Records to use -
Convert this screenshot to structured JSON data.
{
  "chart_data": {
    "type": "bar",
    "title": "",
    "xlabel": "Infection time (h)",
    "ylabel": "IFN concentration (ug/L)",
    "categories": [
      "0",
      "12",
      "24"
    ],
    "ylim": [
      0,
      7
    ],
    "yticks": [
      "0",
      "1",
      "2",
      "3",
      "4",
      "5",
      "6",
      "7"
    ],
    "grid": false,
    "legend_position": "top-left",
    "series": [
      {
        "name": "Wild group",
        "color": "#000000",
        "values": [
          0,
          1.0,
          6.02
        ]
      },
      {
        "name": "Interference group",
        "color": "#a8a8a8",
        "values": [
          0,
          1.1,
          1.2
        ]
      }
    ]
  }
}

Description of the task -
Your task is to extract all of the records exactly.

Complete response -
Convert this screenshot to structured JSON data.
{
  "chart_data": {
    "type": "bar",
    "title": "",
    "xlabel": "Infection time (h)",
    "ylabel": "IFN concentration (ug/L)",
    "categories": [
      "0",
      "12",
      "24"
    ],
    "ylim": [
      0,
      7
    ],
    "yticks": [
      "0",
      "1",
      "2",
      "3",
      "4",
      "5",
      "6",
      "7"
    ],
    "grid": false,
    "legend_position": "top-left",
    "series": [
      {
        "name": "Wild group",
        "color": "#000000",
        "values": [
          0,
          1.0,
          6.02
        ]
      },
      {
        "name": "Interference group",
        "color": "#a8a8a8",
        "values": [
          0,
          1.1,
          1.2
        ]
      }
    ]
  }
}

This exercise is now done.